*GOAL OF THE EXERCISE*:
Omit the pictures and retype only the lines from the one containing "Read this page and output its text content." through the end of the listing, both ends included.

*STORED DATA*:
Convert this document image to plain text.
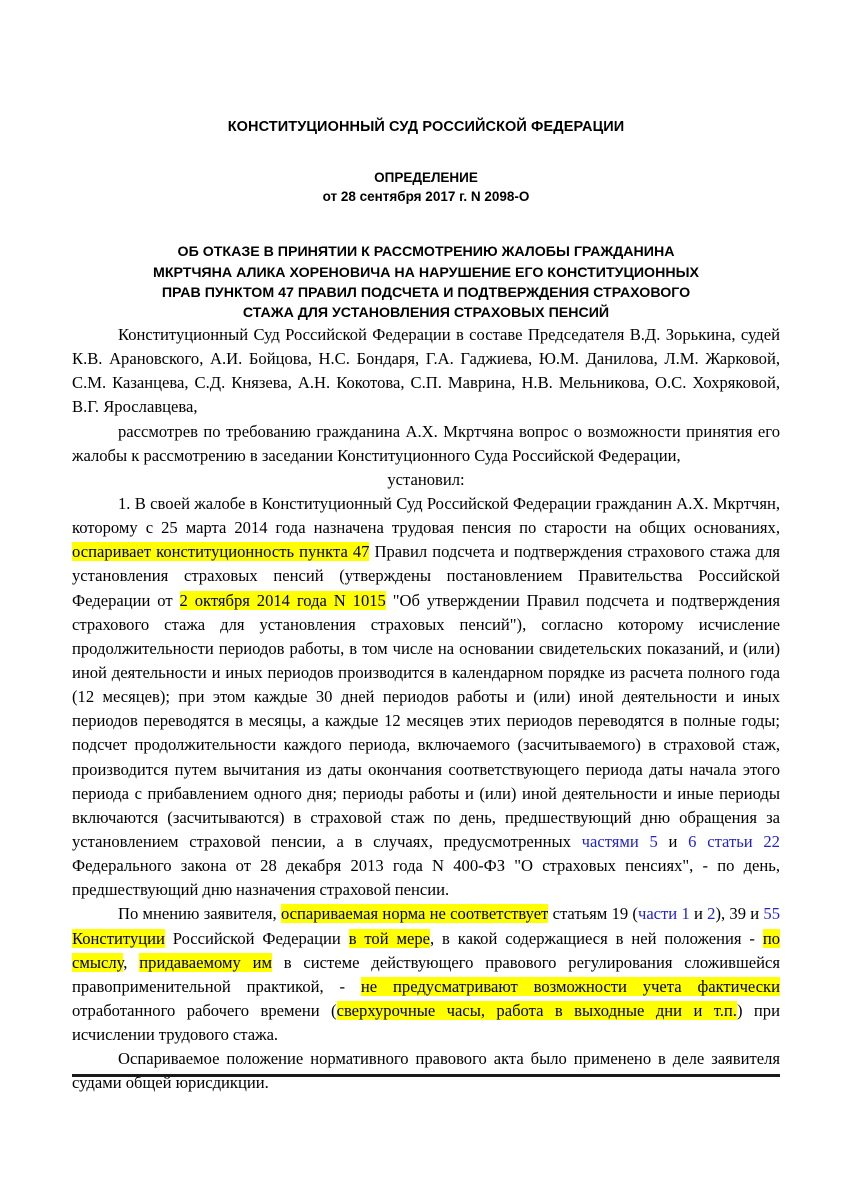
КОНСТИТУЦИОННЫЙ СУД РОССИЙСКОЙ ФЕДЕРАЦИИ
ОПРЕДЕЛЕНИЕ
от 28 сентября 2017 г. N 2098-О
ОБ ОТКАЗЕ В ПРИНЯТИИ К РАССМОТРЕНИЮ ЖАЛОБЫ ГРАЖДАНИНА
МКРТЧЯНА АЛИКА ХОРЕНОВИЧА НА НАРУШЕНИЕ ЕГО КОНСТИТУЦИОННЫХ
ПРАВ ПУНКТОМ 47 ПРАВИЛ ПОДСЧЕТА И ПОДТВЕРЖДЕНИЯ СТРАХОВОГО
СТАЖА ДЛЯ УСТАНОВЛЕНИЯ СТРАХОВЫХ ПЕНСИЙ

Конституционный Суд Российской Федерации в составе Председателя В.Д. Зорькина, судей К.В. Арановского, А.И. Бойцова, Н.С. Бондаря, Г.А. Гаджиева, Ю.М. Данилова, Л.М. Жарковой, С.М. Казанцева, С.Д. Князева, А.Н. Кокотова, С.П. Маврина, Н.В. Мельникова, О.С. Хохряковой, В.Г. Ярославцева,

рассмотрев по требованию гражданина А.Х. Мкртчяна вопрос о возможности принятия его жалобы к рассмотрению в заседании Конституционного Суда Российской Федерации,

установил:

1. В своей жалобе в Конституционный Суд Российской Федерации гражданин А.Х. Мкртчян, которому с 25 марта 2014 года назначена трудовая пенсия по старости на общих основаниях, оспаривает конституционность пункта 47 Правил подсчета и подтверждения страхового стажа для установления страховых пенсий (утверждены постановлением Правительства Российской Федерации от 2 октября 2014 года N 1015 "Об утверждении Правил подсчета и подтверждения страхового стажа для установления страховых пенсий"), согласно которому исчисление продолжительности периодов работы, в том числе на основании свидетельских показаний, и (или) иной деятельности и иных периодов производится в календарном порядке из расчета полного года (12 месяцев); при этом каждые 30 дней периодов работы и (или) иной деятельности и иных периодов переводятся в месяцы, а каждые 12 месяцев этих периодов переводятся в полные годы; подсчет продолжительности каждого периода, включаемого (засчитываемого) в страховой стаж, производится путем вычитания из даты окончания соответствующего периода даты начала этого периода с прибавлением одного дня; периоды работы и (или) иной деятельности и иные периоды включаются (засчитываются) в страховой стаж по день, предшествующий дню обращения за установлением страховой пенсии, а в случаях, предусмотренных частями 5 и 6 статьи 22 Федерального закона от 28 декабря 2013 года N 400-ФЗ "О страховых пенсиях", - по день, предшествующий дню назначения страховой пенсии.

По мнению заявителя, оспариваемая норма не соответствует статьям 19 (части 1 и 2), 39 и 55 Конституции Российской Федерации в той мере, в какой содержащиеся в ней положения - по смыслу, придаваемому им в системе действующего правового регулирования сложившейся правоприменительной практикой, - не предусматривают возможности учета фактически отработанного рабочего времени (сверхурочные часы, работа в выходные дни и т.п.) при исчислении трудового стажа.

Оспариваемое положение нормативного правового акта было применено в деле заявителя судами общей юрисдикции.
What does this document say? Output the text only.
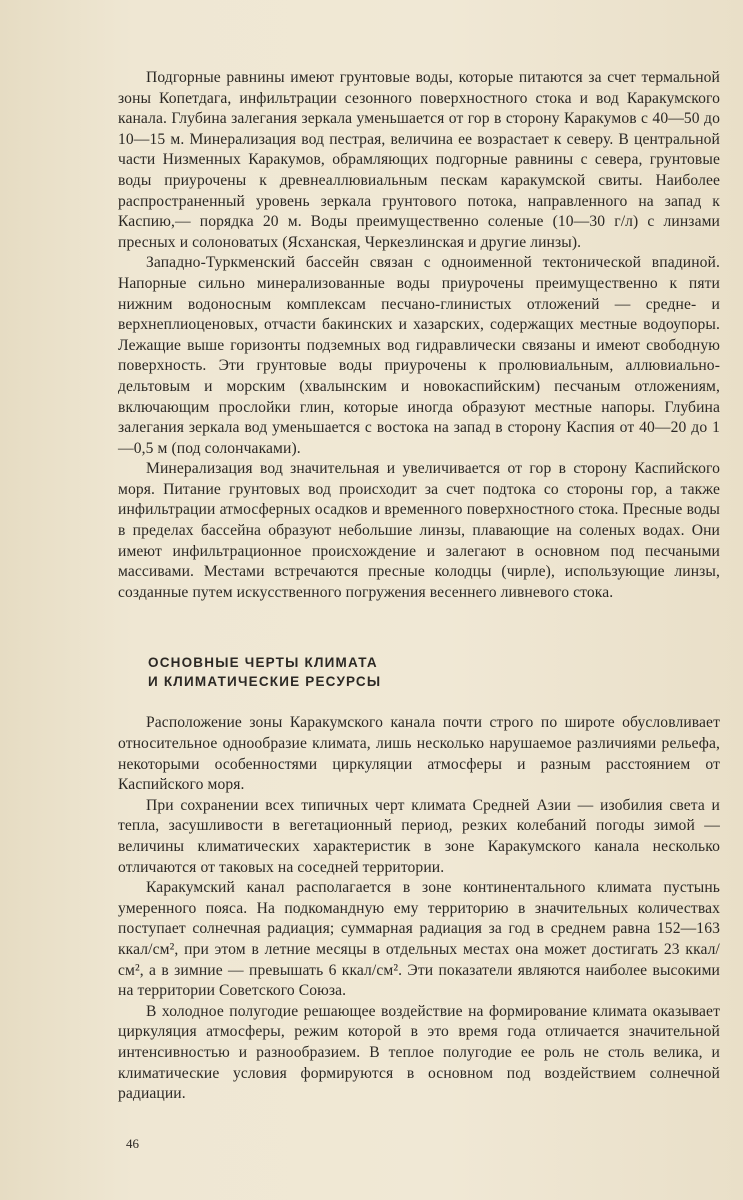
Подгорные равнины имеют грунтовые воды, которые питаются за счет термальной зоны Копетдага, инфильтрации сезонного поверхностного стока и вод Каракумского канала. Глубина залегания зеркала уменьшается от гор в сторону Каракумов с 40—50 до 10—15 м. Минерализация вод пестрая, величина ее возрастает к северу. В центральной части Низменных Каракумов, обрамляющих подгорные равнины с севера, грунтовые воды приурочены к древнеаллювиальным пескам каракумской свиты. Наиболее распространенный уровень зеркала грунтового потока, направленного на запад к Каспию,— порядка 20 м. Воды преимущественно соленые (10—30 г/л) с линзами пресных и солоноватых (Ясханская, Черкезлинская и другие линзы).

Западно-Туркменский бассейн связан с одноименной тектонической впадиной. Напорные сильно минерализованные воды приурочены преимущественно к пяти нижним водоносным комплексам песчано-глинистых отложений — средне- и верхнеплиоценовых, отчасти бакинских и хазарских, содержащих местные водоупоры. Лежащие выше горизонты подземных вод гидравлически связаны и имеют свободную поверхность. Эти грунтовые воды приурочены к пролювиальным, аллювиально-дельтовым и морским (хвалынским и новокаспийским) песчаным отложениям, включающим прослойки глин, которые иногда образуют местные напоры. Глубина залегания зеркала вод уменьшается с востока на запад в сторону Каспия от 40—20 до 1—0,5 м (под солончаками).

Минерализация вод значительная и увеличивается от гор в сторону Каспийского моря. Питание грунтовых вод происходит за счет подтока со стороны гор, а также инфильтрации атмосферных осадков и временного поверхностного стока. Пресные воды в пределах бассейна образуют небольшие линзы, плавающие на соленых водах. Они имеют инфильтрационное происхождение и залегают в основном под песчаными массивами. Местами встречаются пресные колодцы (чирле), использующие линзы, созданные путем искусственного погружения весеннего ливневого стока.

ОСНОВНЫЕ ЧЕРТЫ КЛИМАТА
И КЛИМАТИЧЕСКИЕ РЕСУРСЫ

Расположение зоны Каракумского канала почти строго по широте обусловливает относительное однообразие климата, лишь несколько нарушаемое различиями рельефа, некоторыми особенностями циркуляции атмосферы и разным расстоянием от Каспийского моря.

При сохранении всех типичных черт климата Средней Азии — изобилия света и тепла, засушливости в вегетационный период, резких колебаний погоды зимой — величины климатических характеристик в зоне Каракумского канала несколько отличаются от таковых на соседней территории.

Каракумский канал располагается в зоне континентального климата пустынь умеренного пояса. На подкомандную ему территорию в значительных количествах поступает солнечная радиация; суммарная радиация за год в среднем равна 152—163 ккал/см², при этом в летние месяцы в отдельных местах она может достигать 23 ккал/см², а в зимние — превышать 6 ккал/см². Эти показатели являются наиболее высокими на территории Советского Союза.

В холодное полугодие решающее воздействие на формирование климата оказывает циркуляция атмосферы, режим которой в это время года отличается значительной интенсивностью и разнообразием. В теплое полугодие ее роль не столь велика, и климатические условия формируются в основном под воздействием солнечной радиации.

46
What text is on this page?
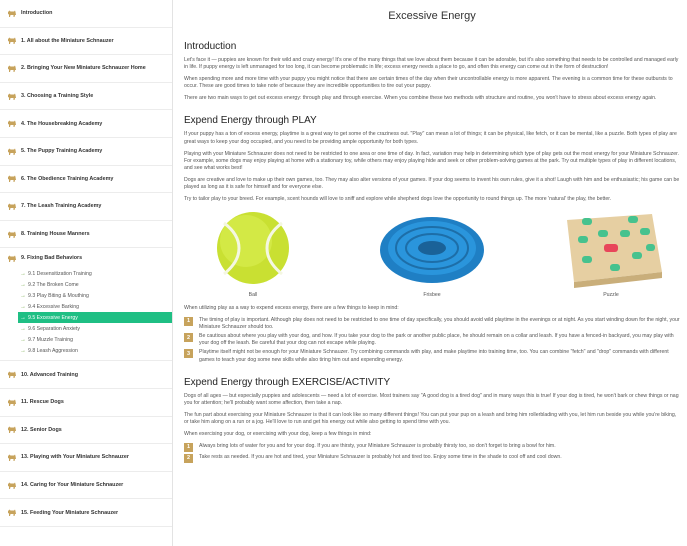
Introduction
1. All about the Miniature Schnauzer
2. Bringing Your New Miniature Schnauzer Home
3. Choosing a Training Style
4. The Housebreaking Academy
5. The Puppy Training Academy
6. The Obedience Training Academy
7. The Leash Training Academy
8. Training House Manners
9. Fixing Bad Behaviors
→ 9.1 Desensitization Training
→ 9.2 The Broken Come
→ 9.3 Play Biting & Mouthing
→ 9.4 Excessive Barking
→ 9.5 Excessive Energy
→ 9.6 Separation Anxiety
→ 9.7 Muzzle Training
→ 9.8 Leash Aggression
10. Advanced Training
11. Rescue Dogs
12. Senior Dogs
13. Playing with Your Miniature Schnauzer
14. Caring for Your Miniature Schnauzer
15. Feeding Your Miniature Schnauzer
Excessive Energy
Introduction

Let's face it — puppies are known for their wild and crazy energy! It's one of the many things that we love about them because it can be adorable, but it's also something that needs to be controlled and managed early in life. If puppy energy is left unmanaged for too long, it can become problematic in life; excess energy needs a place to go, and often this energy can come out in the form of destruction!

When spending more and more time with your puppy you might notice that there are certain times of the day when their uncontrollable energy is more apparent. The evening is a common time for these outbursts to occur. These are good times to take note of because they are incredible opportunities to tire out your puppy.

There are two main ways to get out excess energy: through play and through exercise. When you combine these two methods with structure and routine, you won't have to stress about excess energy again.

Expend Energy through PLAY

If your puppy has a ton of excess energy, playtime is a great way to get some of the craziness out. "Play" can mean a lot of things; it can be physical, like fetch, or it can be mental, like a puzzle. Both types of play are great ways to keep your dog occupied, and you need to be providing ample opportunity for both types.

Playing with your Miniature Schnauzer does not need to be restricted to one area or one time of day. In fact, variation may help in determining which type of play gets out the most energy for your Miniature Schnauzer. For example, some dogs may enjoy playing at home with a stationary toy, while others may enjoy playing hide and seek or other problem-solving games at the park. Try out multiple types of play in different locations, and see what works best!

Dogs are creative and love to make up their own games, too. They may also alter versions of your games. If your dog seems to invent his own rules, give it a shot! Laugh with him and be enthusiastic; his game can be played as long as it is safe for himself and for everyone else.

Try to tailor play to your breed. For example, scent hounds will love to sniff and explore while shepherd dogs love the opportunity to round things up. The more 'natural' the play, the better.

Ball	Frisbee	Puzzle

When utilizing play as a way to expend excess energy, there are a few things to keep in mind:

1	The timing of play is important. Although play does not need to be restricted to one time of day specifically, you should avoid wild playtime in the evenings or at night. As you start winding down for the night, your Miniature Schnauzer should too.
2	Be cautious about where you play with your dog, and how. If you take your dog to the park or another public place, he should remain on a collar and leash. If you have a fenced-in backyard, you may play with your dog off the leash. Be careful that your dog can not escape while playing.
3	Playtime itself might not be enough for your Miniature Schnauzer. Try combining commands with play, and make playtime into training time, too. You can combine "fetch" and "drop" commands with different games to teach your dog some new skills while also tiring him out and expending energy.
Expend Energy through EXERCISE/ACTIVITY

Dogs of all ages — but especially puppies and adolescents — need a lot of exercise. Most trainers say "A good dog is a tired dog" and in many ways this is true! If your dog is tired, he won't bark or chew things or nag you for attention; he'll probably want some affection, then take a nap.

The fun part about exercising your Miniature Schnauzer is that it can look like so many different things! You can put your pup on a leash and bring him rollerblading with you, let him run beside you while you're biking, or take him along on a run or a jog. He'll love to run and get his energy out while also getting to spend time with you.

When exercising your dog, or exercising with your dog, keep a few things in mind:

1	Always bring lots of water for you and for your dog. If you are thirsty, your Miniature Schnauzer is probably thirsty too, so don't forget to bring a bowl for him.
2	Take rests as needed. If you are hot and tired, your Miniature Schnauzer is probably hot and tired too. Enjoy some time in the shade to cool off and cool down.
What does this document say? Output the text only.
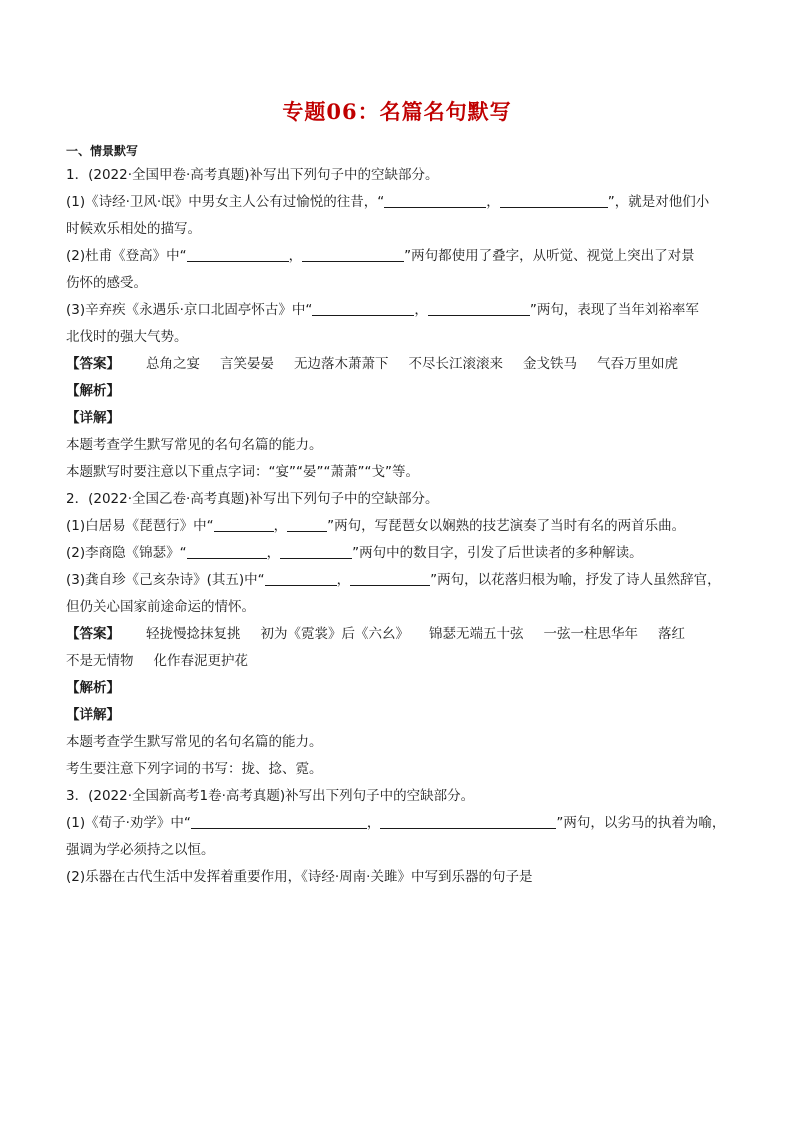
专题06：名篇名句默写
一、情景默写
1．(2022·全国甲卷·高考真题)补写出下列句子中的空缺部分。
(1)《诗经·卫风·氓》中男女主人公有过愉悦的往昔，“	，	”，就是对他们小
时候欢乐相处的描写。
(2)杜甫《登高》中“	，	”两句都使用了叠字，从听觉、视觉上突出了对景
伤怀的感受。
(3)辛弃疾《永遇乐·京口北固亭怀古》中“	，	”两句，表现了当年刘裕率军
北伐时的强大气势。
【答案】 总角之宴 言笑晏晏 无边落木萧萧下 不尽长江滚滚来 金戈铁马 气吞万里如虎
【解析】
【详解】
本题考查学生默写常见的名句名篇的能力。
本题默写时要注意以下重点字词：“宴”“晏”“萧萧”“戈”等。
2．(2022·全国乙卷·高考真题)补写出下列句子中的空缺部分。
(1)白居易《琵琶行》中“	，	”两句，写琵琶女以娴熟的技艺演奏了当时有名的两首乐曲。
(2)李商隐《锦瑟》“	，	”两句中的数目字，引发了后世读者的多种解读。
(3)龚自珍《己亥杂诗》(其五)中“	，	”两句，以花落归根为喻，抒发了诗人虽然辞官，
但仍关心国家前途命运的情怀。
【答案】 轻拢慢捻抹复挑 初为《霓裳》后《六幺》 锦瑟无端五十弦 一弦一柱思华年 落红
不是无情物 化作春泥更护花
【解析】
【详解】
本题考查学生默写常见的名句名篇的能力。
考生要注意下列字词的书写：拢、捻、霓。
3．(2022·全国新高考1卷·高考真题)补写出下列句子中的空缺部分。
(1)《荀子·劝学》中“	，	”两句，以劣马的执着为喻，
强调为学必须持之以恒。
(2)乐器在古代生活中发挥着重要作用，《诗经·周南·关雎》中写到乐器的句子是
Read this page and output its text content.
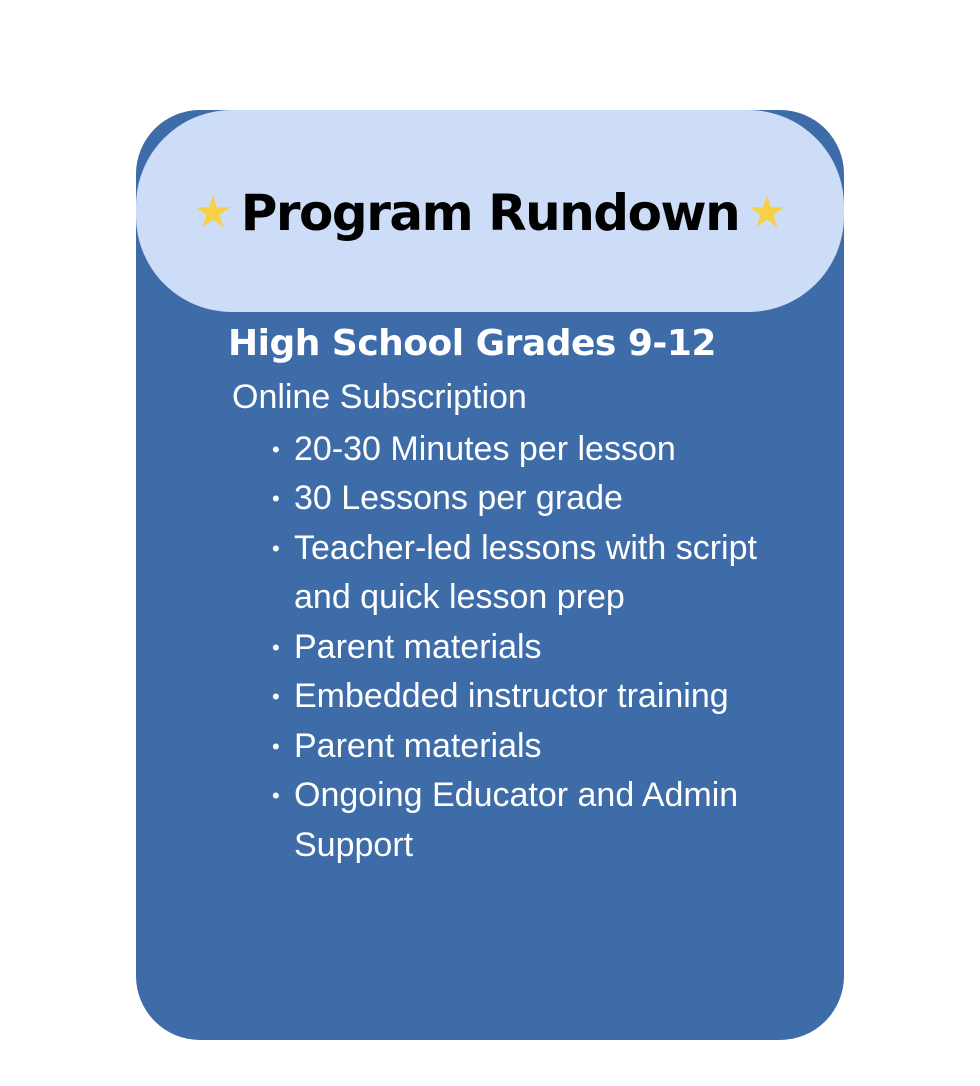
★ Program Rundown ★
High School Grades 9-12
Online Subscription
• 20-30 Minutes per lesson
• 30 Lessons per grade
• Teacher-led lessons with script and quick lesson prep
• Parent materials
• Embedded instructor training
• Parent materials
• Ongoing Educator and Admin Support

*TASK RESULT*:
Read this page and output its text content.
★ Program Rundown ★
High School Grades 9-12
Online Subscription
• 20-30 Minutes per lesson
• 30 Lessons per grade
• Teacher-led lessons with script and quick lesson prep
• Parent materials
• Embedded instructor training
• Parent materials
• Ongoing Educator and Admin Support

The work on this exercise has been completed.